[Exercise requirements]:
Sort through the data and copy the lines holding the word "ylabel".
^^^^^^^^^^^^^^^^
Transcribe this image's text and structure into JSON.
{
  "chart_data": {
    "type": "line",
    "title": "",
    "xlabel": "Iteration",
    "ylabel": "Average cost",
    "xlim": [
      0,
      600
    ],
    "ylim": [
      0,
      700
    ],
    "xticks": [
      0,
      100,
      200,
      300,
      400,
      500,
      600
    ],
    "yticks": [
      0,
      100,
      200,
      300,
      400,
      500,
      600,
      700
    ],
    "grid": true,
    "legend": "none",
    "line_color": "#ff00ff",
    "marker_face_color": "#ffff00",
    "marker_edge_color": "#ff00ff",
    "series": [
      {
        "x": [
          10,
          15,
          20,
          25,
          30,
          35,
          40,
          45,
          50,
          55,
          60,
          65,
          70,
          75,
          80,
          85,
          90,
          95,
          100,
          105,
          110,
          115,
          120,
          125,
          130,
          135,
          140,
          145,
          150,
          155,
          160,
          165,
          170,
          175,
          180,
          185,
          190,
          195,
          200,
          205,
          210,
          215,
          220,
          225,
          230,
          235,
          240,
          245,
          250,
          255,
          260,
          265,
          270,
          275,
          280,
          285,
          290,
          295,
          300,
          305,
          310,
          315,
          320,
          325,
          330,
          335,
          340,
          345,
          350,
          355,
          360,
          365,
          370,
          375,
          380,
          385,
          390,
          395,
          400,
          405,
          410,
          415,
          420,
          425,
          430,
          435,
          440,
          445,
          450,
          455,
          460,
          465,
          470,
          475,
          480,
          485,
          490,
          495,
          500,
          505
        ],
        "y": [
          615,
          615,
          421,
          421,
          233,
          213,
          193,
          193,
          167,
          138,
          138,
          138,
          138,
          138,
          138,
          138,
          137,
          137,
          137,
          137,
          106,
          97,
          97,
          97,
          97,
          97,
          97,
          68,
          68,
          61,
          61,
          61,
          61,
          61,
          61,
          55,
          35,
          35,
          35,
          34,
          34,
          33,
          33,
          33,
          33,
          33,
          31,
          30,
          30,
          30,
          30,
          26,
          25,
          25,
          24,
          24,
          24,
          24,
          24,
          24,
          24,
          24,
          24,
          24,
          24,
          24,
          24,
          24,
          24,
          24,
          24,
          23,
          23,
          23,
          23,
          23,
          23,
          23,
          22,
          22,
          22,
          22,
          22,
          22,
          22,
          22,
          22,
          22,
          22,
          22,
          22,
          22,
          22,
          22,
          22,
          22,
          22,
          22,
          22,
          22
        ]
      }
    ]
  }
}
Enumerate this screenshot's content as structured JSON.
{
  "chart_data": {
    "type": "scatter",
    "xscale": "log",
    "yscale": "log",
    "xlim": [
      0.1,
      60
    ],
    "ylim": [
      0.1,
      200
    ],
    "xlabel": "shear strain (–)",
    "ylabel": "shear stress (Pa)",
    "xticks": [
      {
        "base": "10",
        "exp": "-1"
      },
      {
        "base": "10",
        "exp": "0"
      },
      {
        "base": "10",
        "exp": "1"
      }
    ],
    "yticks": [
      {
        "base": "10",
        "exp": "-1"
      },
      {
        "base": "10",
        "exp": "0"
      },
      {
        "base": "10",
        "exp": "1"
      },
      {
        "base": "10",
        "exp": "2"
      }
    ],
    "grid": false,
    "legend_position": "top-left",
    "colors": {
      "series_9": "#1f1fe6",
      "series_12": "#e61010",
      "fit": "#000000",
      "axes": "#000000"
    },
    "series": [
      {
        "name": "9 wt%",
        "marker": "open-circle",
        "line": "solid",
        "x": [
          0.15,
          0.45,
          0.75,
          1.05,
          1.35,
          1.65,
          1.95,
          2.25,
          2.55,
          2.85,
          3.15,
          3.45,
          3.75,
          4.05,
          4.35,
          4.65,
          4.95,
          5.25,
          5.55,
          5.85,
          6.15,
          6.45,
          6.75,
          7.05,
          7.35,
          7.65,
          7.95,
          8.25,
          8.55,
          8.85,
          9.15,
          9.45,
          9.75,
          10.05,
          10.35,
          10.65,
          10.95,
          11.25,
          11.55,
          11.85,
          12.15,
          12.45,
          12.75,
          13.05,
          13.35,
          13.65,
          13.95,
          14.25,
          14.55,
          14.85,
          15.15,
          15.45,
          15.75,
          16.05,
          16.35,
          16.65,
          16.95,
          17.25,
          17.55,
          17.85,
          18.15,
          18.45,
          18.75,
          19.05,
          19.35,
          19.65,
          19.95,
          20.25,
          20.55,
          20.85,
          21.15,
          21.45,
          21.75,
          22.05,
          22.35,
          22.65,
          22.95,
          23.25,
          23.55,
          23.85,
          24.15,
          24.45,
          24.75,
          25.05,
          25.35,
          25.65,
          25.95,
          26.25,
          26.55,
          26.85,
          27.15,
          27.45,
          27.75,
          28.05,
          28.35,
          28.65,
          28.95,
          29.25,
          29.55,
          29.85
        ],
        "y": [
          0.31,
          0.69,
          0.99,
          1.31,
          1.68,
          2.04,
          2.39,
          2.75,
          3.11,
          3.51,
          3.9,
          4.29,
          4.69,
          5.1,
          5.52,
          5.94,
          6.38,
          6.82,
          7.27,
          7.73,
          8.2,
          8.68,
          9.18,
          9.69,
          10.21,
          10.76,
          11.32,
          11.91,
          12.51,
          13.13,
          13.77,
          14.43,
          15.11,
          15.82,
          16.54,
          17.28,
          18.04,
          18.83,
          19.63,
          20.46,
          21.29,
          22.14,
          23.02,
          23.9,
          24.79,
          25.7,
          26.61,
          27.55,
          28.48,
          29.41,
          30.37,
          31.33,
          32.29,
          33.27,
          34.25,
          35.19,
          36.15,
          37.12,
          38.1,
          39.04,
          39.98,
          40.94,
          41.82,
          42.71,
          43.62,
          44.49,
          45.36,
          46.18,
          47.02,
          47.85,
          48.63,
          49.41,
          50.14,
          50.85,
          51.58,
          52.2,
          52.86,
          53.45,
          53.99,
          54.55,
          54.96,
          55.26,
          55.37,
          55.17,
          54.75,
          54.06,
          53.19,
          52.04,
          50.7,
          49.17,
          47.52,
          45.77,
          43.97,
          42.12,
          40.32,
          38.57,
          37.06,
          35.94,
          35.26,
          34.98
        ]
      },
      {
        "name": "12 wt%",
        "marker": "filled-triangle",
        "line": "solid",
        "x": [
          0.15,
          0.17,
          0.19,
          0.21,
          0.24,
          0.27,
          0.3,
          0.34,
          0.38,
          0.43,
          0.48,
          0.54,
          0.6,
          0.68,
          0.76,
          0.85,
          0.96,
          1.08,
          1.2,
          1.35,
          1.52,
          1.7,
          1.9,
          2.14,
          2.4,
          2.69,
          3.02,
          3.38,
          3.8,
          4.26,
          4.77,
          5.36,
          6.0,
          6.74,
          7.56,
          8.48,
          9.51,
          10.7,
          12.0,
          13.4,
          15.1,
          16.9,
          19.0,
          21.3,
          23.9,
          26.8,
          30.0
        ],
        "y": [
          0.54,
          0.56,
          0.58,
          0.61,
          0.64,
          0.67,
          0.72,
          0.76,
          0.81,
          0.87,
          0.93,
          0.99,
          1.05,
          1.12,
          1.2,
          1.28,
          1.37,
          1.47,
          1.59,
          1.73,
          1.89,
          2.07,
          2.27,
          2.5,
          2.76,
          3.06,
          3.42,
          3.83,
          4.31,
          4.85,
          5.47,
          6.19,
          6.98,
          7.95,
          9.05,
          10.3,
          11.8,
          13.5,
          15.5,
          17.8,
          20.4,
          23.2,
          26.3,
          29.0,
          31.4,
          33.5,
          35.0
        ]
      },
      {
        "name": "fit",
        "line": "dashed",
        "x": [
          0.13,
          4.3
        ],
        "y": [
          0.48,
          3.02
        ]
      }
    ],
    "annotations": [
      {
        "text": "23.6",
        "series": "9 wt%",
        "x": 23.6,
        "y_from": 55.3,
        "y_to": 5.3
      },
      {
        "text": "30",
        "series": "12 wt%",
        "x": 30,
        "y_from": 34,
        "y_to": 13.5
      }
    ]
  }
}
^^^^^^^^^^^^^^^^
[Solution to this exercise]:
    "ylabel": "Average cost",
    "ylabel": "shear stress (Pa)",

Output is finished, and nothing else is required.